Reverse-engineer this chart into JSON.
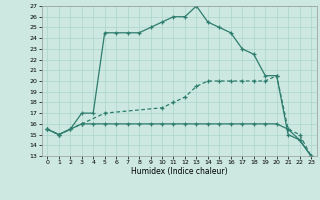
{
  "xlabel": "Humidex (Indice chaleur)",
  "xlim": [
    -0.5,
    23.5
  ],
  "ylim": [
    13,
    27
  ],
  "xticks": [
    0,
    1,
    2,
    3,
    4,
    5,
    6,
    7,
    8,
    9,
    10,
    11,
    12,
    13,
    14,
    15,
    16,
    17,
    18,
    19,
    20,
    21,
    22,
    23
  ],
  "yticks": [
    13,
    14,
    15,
    16,
    17,
    18,
    19,
    20,
    21,
    22,
    23,
    24,
    25,
    26,
    27
  ],
  "bg_color": "#cce8e0",
  "line_color": "#2e7d6e",
  "grid_color": "#aad4cc",
  "line1_x": [
    0,
    1,
    2,
    3,
    4,
    5,
    6,
    7,
    8,
    9,
    10,
    11,
    12,
    13,
    14,
    15,
    16,
    17,
    18,
    19,
    20,
    21,
    22,
    23
  ],
  "line1_y": [
    15.5,
    15.0,
    15.5,
    17.0,
    17.0,
    24.5,
    24.5,
    24.5,
    24.5,
    25.0,
    25.5,
    26.0,
    26.0,
    27.0,
    25.5,
    25.0,
    24.5,
    23.0,
    22.5,
    20.5,
    20.5,
    15.0,
    14.5,
    13.0
  ],
  "line2_x": [
    0,
    1,
    3,
    5,
    10,
    11,
    12,
    13,
    14,
    15,
    16,
    17,
    18,
    19,
    20,
    21,
    22,
    23
  ],
  "line2_y": [
    15.5,
    15.0,
    16.0,
    17.0,
    17.5,
    18.0,
    18.5,
    19.5,
    20.0,
    20.0,
    20.0,
    20.0,
    20.0,
    20.0,
    20.5,
    15.5,
    15.0,
    13.0
  ],
  "line3_x": [
    0,
    1,
    2,
    3,
    4,
    5,
    6,
    7,
    8,
    9,
    10,
    11,
    12,
    13,
    14,
    15,
    16,
    17,
    18,
    19,
    20,
    21,
    22,
    23
  ],
  "line3_y": [
    15.5,
    15.0,
    15.5,
    16.0,
    16.0,
    16.0,
    16.0,
    16.0,
    16.0,
    16.0,
    16.0,
    16.0,
    16.0,
    16.0,
    16.0,
    16.0,
    16.0,
    16.0,
    16.0,
    16.0,
    16.0,
    15.5,
    14.5,
    13.0
  ]
}
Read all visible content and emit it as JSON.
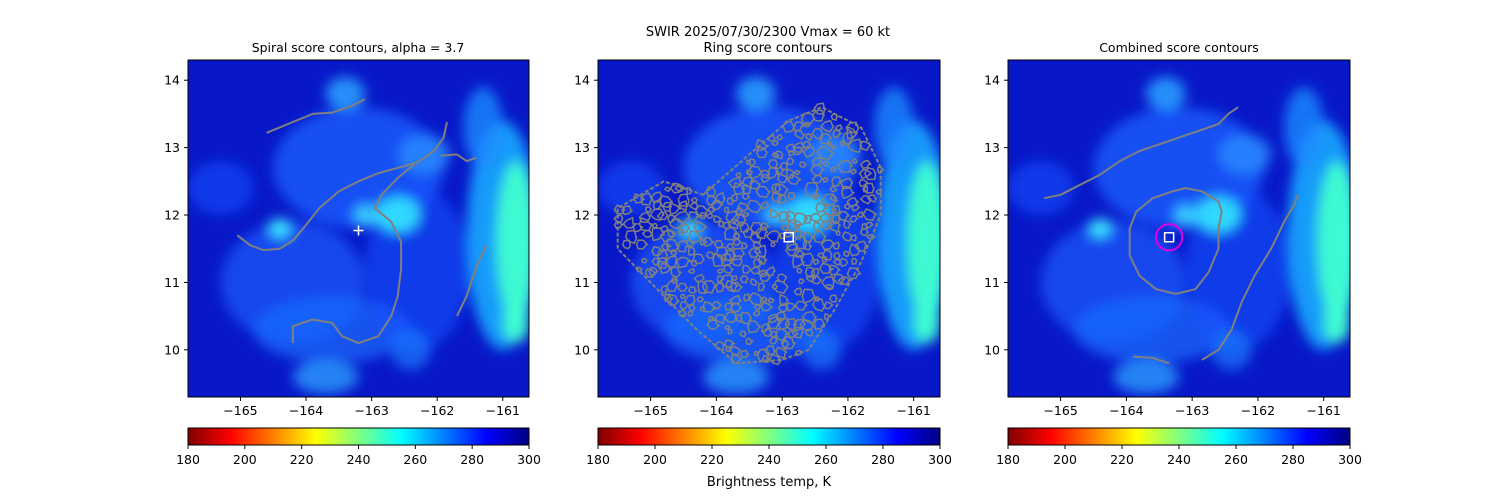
{
  "suptitle": {
    "line1": "SWIR  2025/07/30/2300    Vmax = 60 kt",
    "line2": "Ring score contours"
  },
  "colorbar_label": "Brightness temp, K",
  "colors": {
    "contour": "#808080",
    "marker": "#ffffff",
    "circle": "#e000e0"
  },
  "chart_data": [
    {
      "type": "heatmap",
      "title": "Spiral score contours, alpha =  3.7",
      "xlim": [
        -165.8,
        -160.6
      ],
      "ylim": [
        9.3,
        14.3
      ],
      "x_ticks": [
        -165,
        -164,
        -163,
        -162,
        -161
      ],
      "y_ticks": [
        10,
        11,
        12,
        13,
        14
      ],
      "colorbar": {
        "range": [
          180,
          300
        ],
        "ticks": [
          180,
          200,
          220,
          240,
          260,
          280,
          300
        ],
        "colormap": "jet"
      },
      "center_marker": {
        "type": "plus",
        "x": -163.2,
        "y": 11.77
      },
      "contour_lines": [
        [
          [
            -164.6,
            13.22
          ],
          [
            -164.2,
            13.38
          ],
          [
            -163.9,
            13.5
          ],
          [
            -163.6,
            13.52
          ],
          [
            -163.3,
            13.62
          ],
          [
            -163.1,
            13.72
          ]
        ],
        [
          [
            -165.05,
            11.7
          ],
          [
            -164.85,
            11.55
          ],
          [
            -164.65,
            11.48
          ],
          [
            -164.4,
            11.5
          ],
          [
            -164.2,
            11.62
          ],
          [
            -164.0,
            11.85
          ],
          [
            -163.8,
            12.1
          ],
          [
            -163.5,
            12.35
          ],
          [
            -163.2,
            12.5
          ],
          [
            -162.9,
            12.62
          ],
          [
            -162.6,
            12.7
          ],
          [
            -162.3,
            12.78
          ],
          [
            -162.05,
            12.95
          ],
          [
            -161.9,
            13.15
          ],
          [
            -161.85,
            13.38
          ]
        ],
        [
          [
            -161.95,
            12.88
          ],
          [
            -161.7,
            12.9
          ],
          [
            -161.55,
            12.8
          ],
          [
            -161.4,
            12.85
          ]
        ],
        [
          [
            -164.2,
            10.1
          ],
          [
            -164.2,
            10.35
          ],
          [
            -163.9,
            10.45
          ],
          [
            -163.6,
            10.4
          ],
          [
            -163.45,
            10.2
          ],
          [
            -163.2,
            10.1
          ],
          [
            -162.9,
            10.2
          ],
          [
            -162.7,
            10.5
          ],
          [
            -162.6,
            10.8
          ],
          [
            -162.55,
            11.2
          ],
          [
            -162.55,
            11.6
          ],
          [
            -162.7,
            11.9
          ],
          [
            -162.95,
            12.1
          ],
          [
            -162.85,
            12.3
          ],
          [
            -162.6,
            12.55
          ],
          [
            -162.35,
            12.75
          ]
        ],
        [
          [
            -161.7,
            10.5
          ],
          [
            -161.55,
            10.8
          ],
          [
            -161.45,
            11.1
          ],
          [
            -161.35,
            11.35
          ],
          [
            -161.25,
            11.55
          ]
        ]
      ]
    },
    {
      "type": "heatmap",
      "title": "",
      "xlim": [
        -165.8,
        -160.6
      ],
      "ylim": [
        9.3,
        14.3
      ],
      "x_ticks": [
        -165,
        -164,
        -163,
        -162,
        -161
      ],
      "y_ticks": [
        10,
        11,
        12,
        13,
        14
      ],
      "colorbar": {
        "range": [
          180,
          300
        ],
        "ticks": [
          180,
          200,
          220,
          240,
          260,
          280,
          300
        ],
        "colormap": "jet"
      },
      "center_marker": {
        "type": "square",
        "x": -162.9,
        "y": 11.67
      },
      "ring_region_outline": [
        [
          -164.2,
          12.3
        ],
        [
          -163.5,
          12.9
        ],
        [
          -162.9,
          13.4
        ],
        [
          -162.4,
          13.6
        ],
        [
          -161.8,
          13.3
        ],
        [
          -161.5,
          12.7
        ],
        [
          -161.5,
          12.0
        ],
        [
          -161.8,
          11.3
        ],
        [
          -162.2,
          10.6
        ],
        [
          -162.6,
          10.0
        ],
        [
          -163.0,
          9.85
        ],
        [
          -163.7,
          9.8
        ],
        [
          -164.3,
          10.3
        ],
        [
          -164.9,
          10.9
        ],
        [
          -165.5,
          11.5
        ],
        [
          -165.5,
          12.1
        ],
        [
          -164.8,
          12.5
        ]
      ]
    },
    {
      "type": "heatmap",
      "title": "Combined score contours",
      "xlim": [
        -165.8,
        -160.6
      ],
      "ylim": [
        9.3,
        14.3
      ],
      "x_ticks": [
        -165,
        -164,
        -163,
        -162,
        -161
      ],
      "y_ticks": [
        10,
        11,
        12,
        13,
        14
      ],
      "colorbar": {
        "range": [
          180,
          300
        ],
        "ticks": [
          180,
          200,
          220,
          240,
          260,
          280,
          300
        ],
        "colormap": "jet"
      },
      "center_marker": {
        "type": "square",
        "x": -163.35,
        "y": 11.67
      },
      "circle_marker": {
        "x": -163.35,
        "y": 11.67,
        "radius": 0.2
      },
      "contour_lines": [
        [
          [
            -165.25,
            12.25
          ],
          [
            -165.0,
            12.3
          ],
          [
            -164.7,
            12.45
          ],
          [
            -164.4,
            12.6
          ],
          [
            -164.1,
            12.8
          ],
          [
            -163.8,
            12.95
          ],
          [
            -163.5,
            13.05
          ],
          [
            -163.2,
            13.15
          ],
          [
            -162.9,
            13.25
          ],
          [
            -162.6,
            13.35
          ],
          [
            -162.45,
            13.5
          ],
          [
            -162.3,
            13.6
          ]
        ],
        [
          [
            -163.3,
            12.35
          ],
          [
            -163.6,
            12.25
          ],
          [
            -163.85,
            12.05
          ],
          [
            -163.95,
            11.8
          ],
          [
            -163.95,
            11.4
          ],
          [
            -163.8,
            11.1
          ],
          [
            -163.55,
            10.9
          ],
          [
            -163.25,
            10.83
          ],
          [
            -162.95,
            10.9
          ],
          [
            -162.75,
            11.15
          ],
          [
            -162.6,
            11.5
          ],
          [
            -162.6,
            11.8
          ],
          [
            -162.55,
            12.05
          ],
          [
            -162.6,
            12.2
          ],
          [
            -162.85,
            12.35
          ],
          [
            -163.1,
            12.4
          ],
          [
            -163.3,
            12.35
          ]
        ],
        [
          [
            -162.85,
            9.85
          ],
          [
            -162.6,
            10.0
          ],
          [
            -162.4,
            10.3
          ],
          [
            -162.25,
            10.7
          ],
          [
            -162.05,
            11.1
          ],
          [
            -161.8,
            11.5
          ],
          [
            -161.6,
            11.9
          ],
          [
            -161.45,
            12.15
          ],
          [
            -161.4,
            12.3
          ]
        ],
        [
          [
            -163.9,
            9.9
          ],
          [
            -163.6,
            9.88
          ],
          [
            -163.35,
            9.8
          ]
        ]
      ]
    }
  ]
}
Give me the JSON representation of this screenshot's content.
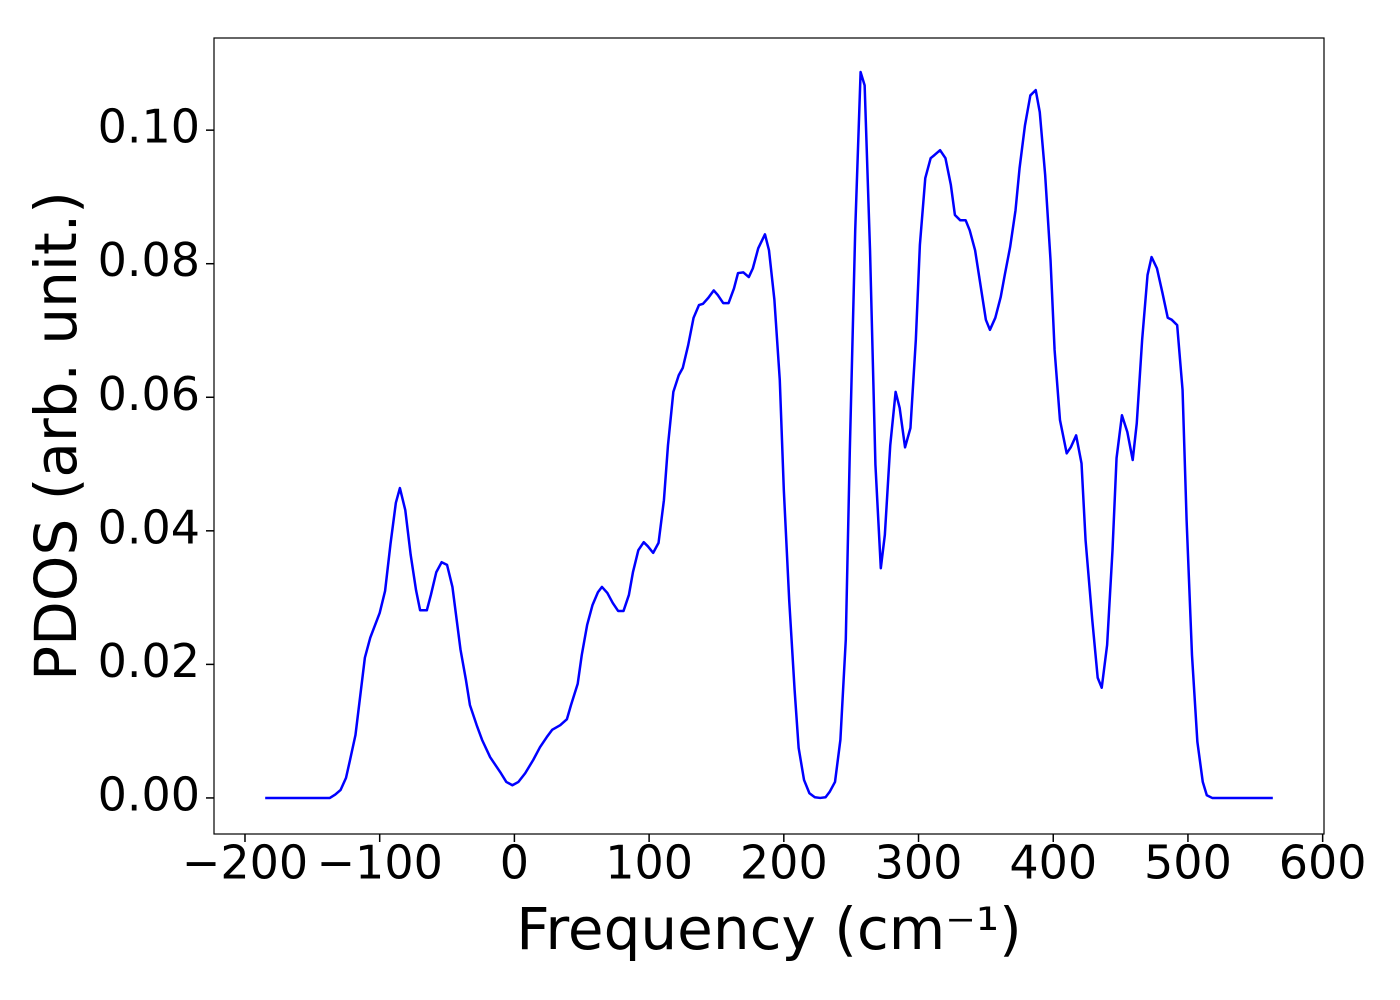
{
  "chart_data": {
    "type": "line",
    "xlabel": "Frequency (cm⁻¹)",
    "ylabel": "PDOS (arb. unit.)",
    "x": [
      -185,
      -175,
      -165,
      -155,
      -145,
      -137,
      -133,
      -129,
      -125,
      -122,
      -118,
      -111,
      -107,
      -100,
      -96,
      -92,
      -88,
      -85,
      -81,
      -77,
      -73,
      -70,
      -65,
      -62,
      -58,
      -54,
      -50,
      -46,
      -40,
      -36,
      -33,
      -28,
      -24,
      -18,
      -10,
      -6,
      -1.5,
      3,
      8,
      14,
      19,
      24,
      28,
      34,
      39,
      42,
      47,
      50,
      54,
      58,
      62,
      65,
      69,
      73,
      77,
      81,
      85,
      88,
      92,
      96,
      99,
      103,
      107,
      111,
      114,
      118,
      122,
      125,
      129,
      133,
      137,
      140,
      144,
      148,
      151,
      155,
      159,
      163,
      166,
      170,
      174,
      177,
      181,
      186,
      189,
      193,
      197,
      200,
      204,
      208,
      211,
      215,
      219,
      223,
      227,
      231,
      234,
      238,
      242,
      246,
      249,
      253,
      257,
      260,
      264,
      268,
      272,
      275,
      279,
      283,
      286,
      290,
      294,
      298,
      301,
      305,
      309,
      312,
      316,
      320,
      324,
      327,
      331,
      335,
      338,
      342,
      346,
      350,
      353,
      357,
      361,
      364,
      368,
      372,
      375,
      379,
      383,
      387,
      390,
      394,
      398,
      401,
      405,
      410,
      413,
      417,
      421,
      424,
      429,
      433,
      436,
      440,
      444,
      447,
      451,
      455,
      459,
      462,
      466,
      470,
      473,
      477,
      481,
      485,
      488,
      492,
      496,
      499,
      503,
      507,
      511,
      514,
      518,
      525,
      535,
      545,
      555,
      563
    ],
    "series": [
      {
        "name": "PDOS",
        "color": "#0000ff",
        "values": [
          0,
          0,
          0,
          0,
          0,
          0,
          0.0005,
          0.0012,
          0.003,
          0.0057,
          0.0094,
          0.021,
          0.024,
          0.0277,
          0.031,
          0.038,
          0.0442,
          0.0464,
          0.0431,
          0.0364,
          0.0311,
          0.0281,
          0.0281,
          0.0304,
          0.0338,
          0.0353,
          0.0349,
          0.0316,
          0.0222,
          0.0177,
          0.0139,
          0.0109,
          0.0087,
          0.0061,
          0.0037,
          0.0024,
          0.0019,
          0.0024,
          0.0037,
          0.0057,
          0.0076,
          0.0091,
          0.0102,
          0.0109,
          0.0118,
          0.0139,
          0.0171,
          0.0214,
          0.0259,
          0.0289,
          0.0308,
          0.0316,
          0.0307,
          0.0292,
          0.028,
          0.028,
          0.0304,
          0.0338,
          0.0371,
          0.0383,
          0.0377,
          0.0367,
          0.0382,
          0.0446,
          0.0528,
          0.0608,
          0.0633,
          0.0644,
          0.0678,
          0.0719,
          0.0738,
          0.074,
          0.0749,
          0.076,
          0.0753,
          0.0741,
          0.0741,
          0.0763,
          0.0786,
          0.0787,
          0.078,
          0.0793,
          0.0823,
          0.0844,
          0.082,
          0.0746,
          0.0626,
          0.0461,
          0.0296,
          0.0162,
          0.0075,
          0.0027,
          0.0007,
          0.0001,
          0,
          0.0001,
          0.0009,
          0.0024,
          0.0087,
          0.0237,
          0.0521,
          0.085,
          0.1087,
          0.1067,
          0.082,
          0.0499,
          0.0344,
          0.0394,
          0.0528,
          0.0608,
          0.0584,
          0.0525,
          0.0554,
          0.0686,
          0.0828,
          0.0928,
          0.0958,
          0.0963,
          0.097,
          0.0958,
          0.0918,
          0.0873,
          0.0865,
          0.0865,
          0.085,
          0.082,
          0.0768,
          0.0716,
          0.0701,
          0.0719,
          0.075,
          0.0783,
          0.0825,
          0.088,
          0.0943,
          0.1007,
          0.1052,
          0.106,
          0.1027,
          0.0933,
          0.0805,
          0.0671,
          0.0566,
          0.0516,
          0.0525,
          0.0543,
          0.0501,
          0.0386,
          0.0266,
          0.018,
          0.0165,
          0.0229,
          0.0371,
          0.0509,
          0.0573,
          0.0548,
          0.0506,
          0.0561,
          0.0686,
          0.0783,
          0.081,
          0.0793,
          0.0757,
          0.0719,
          0.0716,
          0.0708,
          0.0611,
          0.0416,
          0.0214,
          0.0084,
          0.0024,
          0.0004,
          0,
          0,
          0,
          0,
          0,
          0
        ]
      }
    ],
    "xlim": [
      -223,
      601
    ],
    "ylim": [
      -0.0054,
      0.1138
    ],
    "xticks": [
      {
        "value": -200,
        "label": "−200"
      },
      {
        "value": -100,
        "label": "−100"
      },
      0,
      100,
      200,
      300,
      400,
      500,
      600
    ],
    "yticks": [
      {
        "value": 0,
        "label": "0.00"
      },
      {
        "value": 0.02,
        "label": "0.02"
      },
      {
        "value": 0.04,
        "label": "0.04"
      },
      {
        "value": 0.06,
        "label": "0.06"
      },
      {
        "value": 0.08,
        "label": "0.08"
      },
      {
        "value": 0.1,
        "label": "0.10"
      }
    ],
    "grid": false
  }
}
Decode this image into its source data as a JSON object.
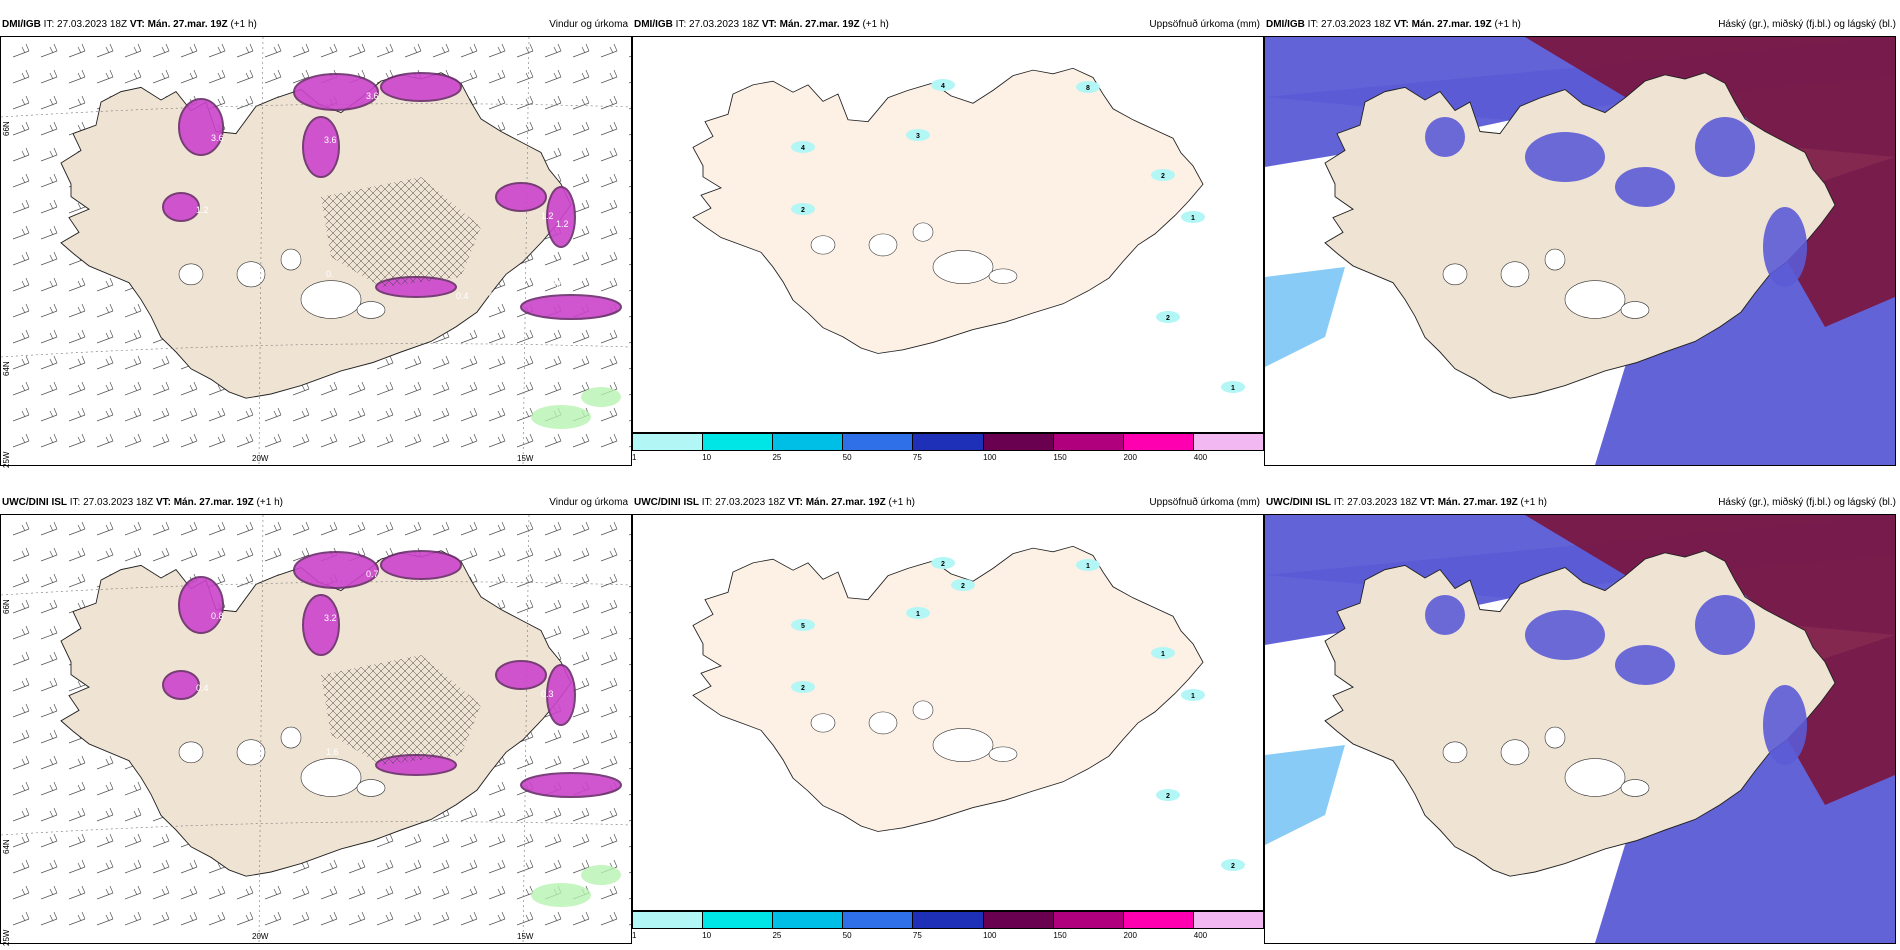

PROMPT
Collect each line of the entries that has the word "content", copying it in full.

WRITTEN RESPONSE
Read all visible content and emit it as JSON.
Give me the JSON representation of this screenshot's content.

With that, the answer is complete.